» **Activity**
Which lines of the data contain the string "Hstr"? Copy every one.

» **Data**
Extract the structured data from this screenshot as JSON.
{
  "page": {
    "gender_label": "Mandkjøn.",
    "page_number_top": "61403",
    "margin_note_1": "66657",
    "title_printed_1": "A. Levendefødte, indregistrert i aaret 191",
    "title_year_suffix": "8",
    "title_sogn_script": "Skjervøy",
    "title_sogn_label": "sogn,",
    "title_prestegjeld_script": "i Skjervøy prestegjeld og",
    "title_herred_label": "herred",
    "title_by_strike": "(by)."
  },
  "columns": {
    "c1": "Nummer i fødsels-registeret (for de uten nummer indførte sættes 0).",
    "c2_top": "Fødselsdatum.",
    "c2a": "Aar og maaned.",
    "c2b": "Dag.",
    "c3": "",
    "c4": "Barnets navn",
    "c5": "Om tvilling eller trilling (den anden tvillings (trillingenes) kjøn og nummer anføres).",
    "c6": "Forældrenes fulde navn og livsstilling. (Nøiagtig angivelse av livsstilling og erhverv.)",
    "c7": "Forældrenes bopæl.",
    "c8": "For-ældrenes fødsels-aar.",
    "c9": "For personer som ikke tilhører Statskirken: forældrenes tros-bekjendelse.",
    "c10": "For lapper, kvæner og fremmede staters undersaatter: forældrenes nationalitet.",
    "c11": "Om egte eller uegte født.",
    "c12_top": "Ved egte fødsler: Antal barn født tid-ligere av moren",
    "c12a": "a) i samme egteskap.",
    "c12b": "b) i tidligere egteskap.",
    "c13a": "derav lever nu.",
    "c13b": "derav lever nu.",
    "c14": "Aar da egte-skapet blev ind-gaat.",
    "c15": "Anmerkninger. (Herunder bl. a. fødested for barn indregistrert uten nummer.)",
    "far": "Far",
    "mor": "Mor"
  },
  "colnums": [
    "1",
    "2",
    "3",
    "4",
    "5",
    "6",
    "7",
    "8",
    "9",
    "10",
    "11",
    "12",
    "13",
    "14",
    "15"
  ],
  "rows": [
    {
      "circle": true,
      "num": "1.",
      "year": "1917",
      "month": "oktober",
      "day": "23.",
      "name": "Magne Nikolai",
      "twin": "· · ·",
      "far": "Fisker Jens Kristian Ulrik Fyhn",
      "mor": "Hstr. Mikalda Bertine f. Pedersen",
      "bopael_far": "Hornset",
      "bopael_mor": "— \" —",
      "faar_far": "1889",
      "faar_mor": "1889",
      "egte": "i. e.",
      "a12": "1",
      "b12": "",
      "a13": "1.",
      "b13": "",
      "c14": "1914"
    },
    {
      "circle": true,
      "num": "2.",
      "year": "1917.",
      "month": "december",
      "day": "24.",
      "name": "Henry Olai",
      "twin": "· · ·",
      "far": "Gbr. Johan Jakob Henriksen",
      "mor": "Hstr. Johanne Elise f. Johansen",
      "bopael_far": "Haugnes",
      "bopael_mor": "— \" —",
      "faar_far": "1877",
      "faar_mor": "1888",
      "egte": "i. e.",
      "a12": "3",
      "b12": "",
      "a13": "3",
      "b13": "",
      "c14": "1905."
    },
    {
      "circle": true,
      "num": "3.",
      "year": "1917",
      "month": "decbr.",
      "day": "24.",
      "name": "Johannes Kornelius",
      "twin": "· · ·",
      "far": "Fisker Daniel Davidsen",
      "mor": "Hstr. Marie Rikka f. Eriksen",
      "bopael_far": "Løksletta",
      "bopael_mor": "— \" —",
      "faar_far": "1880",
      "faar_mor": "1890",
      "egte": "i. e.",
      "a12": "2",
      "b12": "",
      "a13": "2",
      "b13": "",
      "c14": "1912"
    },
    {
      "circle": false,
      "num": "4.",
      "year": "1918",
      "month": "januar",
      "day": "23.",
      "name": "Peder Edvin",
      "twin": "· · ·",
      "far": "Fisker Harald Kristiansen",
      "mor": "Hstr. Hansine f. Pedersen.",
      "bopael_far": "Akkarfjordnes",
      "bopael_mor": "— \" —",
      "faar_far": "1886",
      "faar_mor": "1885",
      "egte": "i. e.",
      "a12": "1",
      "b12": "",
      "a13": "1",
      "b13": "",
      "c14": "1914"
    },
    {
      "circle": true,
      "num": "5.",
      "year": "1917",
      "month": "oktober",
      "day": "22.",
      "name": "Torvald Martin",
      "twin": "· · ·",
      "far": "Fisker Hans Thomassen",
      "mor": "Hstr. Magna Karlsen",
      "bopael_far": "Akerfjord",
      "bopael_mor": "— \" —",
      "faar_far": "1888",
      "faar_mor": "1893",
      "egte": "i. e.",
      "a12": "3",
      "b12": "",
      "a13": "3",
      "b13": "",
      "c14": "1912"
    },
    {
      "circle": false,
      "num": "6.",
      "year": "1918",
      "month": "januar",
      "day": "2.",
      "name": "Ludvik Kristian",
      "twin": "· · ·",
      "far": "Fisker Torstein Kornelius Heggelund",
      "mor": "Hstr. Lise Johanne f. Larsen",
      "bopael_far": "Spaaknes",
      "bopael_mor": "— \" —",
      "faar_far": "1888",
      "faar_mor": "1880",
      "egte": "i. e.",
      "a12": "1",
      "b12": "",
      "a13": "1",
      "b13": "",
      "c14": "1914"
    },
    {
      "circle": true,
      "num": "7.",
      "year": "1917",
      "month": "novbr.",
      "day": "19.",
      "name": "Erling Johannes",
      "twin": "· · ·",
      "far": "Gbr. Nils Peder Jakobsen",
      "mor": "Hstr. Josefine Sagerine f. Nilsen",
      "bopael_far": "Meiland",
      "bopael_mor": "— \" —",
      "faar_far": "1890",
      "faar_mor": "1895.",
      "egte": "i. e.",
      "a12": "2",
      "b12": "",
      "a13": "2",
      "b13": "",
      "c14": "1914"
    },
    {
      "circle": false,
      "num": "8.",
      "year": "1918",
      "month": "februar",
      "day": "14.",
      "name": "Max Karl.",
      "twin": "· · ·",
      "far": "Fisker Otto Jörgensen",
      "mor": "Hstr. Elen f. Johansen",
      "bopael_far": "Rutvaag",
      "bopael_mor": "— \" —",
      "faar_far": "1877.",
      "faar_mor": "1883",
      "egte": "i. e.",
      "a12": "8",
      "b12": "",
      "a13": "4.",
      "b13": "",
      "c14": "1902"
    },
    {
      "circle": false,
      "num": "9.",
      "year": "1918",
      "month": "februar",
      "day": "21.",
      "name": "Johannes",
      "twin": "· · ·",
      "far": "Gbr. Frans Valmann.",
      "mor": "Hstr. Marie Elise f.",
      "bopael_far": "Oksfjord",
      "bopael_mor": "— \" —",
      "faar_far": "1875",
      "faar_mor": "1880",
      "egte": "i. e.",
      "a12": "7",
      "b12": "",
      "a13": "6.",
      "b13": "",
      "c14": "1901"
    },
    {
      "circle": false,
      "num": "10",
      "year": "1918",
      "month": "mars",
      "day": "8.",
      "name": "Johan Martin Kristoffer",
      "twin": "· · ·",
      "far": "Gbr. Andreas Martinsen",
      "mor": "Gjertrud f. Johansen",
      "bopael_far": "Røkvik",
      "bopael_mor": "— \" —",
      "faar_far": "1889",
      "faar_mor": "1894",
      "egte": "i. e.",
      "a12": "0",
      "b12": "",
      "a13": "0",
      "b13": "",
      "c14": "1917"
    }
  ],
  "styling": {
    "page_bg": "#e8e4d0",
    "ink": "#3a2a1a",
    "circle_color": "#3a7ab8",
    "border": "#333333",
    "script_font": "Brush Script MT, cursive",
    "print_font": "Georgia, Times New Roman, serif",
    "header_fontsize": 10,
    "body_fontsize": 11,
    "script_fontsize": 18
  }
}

» **Answer box**
      "mor": "Hstr. Mikalda Bertine f. Pedersen",
      "mor": "Hstr. Johanne Elise f. Johansen",
      "mor": "Hstr. Marie Rikka f. Eriksen",
      "mor": "Hstr. Hansine f. Pedersen.",
      "mor": "Hstr. Magna Karlsen",
      "mor": "Hstr. Lise Johanne f. Larsen",
      "mor": "Hstr. Josefine Sagerine f. Nilsen",
      "mor": "Hstr. Elen f. Johansen",
      "mor": "Hstr. Marie Elise f.",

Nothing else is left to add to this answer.